Source excerpt:
--- START ---

Still I suspect it is about spying in wartime, Bambu printers are at the core of the Ukrainian war effort, the main reason even Ukraine is winning since januari 2026.

First China prevented Ukraine from using any of the drones that they sold in millions to Russia while exercising the built in kill switches in Chinese drones used in by Ukrainians.

Suddenly Bambu, another Chinese company started listening in on the 3D printing on a massive scale in secret factories all over Ukraine that make the drones to replace the Chinese drones. Very suspicious.

Whatever is the reason Bambu locks down software or firmware on their 3D printers, now is the time for programmers to change the situation. We need to put up money like Louis Rossmann did [1], not to fight legal battles but for a assembly language programmer to reverse engineer the Bambu firmware and make a free and open source version.

This firmware replacement will cost a couple of months to write so we all should send that programmer a little money so he/she can release it for free.

A free Bambu firmware will allow the Ukranians to continue producing another few million drones and save over a hundred thousands lives by ending the war.

--- END ---

To-do list:
1. Copy the passage of the Bambu firmware comment from "First China prevented" to "it for free." word for word.
2. Pick up the comment about Bambu printer firmware after its final sentence and write on from there.

Dataset:
--- START ---

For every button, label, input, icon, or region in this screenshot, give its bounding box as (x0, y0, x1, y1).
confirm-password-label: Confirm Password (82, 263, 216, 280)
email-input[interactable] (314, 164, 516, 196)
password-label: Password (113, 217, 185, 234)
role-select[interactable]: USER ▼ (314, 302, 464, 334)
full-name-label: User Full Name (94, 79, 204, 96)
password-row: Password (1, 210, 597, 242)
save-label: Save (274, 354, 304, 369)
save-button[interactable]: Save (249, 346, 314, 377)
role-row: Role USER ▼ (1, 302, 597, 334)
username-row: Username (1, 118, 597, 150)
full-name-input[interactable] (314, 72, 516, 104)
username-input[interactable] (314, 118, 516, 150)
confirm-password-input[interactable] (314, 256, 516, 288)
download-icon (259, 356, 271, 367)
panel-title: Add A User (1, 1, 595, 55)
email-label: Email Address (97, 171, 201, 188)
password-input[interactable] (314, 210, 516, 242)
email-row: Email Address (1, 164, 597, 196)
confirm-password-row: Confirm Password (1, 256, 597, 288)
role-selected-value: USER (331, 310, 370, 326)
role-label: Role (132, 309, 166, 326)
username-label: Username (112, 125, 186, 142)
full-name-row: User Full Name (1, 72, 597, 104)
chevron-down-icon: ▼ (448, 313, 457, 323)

--- END ---

Responses per task:
1.
First China prevented Ukraine from using any of the drones that they sold in millions to Russia while exercising the built in kill switches in Chinese drones used in by Ukrainians.

Suddenly Bambu, another Chinese company started listening in on the 3D printing on a massive scale in secret factories all over Ukraine that make the drones to replace the Chinese drones. Very suspicious.

Whatever is the reason Bambu locks down software or firmware on their 3D printers, now is the time for programmers to change the situation. We need to put up money like Louis Rossmann did [1], not to fight legal battles but for a assembly language programmer to reverse engineer the Bambu firmware and make a free and open source version.

This firmware replacement will cost a couple of months to write so we all should send that programmer a little money so he/she can release it for free.

2.
Now is the chance for us outsiders to help Ukraine, by freeing Bambu firmware.

[1] https://www.youtube.com/watch?v=qLLVn6XT7v0

P.S. I would be willing to do the reverse engineering but I would need at least 35 euro per day (to eat) to build a new firmware for all Bambu models from scratch. I would need a few different models of printers on loan for a few weeks to test the new firmware. I estimate it would take 5-9 months to rebuild firmware for all models from zero and release it. Maybe Rossmann and Geerling could use their influence and coördinate this freeing of the firmware?

I just emailed Rosmann and Geering to see if we together can free the Bambu firmware. Anyone who wants to help, please contact me trough my HN profile.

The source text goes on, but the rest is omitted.